Stated exercise:
Reproduce all of the material word for word.

━━━━━ Entries provided ━━━━━

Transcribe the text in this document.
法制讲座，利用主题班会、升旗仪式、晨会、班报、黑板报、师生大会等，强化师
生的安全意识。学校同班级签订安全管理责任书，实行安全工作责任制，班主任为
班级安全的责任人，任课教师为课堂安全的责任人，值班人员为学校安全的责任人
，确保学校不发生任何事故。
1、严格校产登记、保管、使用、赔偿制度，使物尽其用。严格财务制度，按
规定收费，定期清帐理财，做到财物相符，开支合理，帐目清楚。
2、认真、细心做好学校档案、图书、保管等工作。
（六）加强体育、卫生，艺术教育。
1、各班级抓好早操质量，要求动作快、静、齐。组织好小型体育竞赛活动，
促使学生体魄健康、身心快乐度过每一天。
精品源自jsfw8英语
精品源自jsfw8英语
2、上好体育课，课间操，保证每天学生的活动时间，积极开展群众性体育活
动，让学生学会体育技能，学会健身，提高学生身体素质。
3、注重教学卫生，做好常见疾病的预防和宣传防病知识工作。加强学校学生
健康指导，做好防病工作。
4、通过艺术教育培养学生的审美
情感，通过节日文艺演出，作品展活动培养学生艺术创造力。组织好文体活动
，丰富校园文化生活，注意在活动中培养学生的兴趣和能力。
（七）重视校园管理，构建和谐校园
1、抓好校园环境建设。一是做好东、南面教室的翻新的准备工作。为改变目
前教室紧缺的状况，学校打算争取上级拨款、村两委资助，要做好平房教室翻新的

━━━━━

Completed task:
Transcribe the text in this document.
法制讲座，利用主题班会、升旗仪式、晨会、班报、黑板报、师生大会等，强化师
生的安全意识。学校同班级签订安全管理责任书，实行安全工作责任制，班主任为
班级安全的责任人，任课教师为课堂安全的责任人，值班人员为学校安全的责任人
，确保学校不发生任何事故。
1、严格校产登记、保管、使用、赔偿制度，使物尽其用。严格财务制度，按
规定收费，定期清帐理财，做到财物相符，开支合理，帐目清楚。
2、认真、细心做好学校档案、图书、保管等工作。
（六）加强体育、卫生，艺术教育。
1、各班级抓好早操质量，要求动作快、静、齐。组织好小型体育竞赛活动，
促使学生体魄健康、身心快乐度过每一天。
精品源自jsfw8英语
精品源自jsfw8英语
2、上好体育课，课间操，保证每天学生的活动时间，积极开展群众性体育活
动，让学生学会体育技能，学会健身，提高学生身体素质。
3、注重教学卫生，做好常见疾病的预防和宣传防病知识工作。加强学校学生
健康指导，做好防病工作。
4、通过艺术教育培养学生的审美
情感，通过节日文艺演出，作品展活动培养学生艺术创造力。组织好文体活动
，丰富校园文化生活，注意在活动中培养学生的兴趣和能力。
（七）重视校园管理，构建和谐校园
1、抓好校园环境建设。一是做好东、南面教室的翻新的准备工作。为改变目
前教室紧缺的状况，学校打算争取上级拨款、村两委资助，要做好平房教室翻新的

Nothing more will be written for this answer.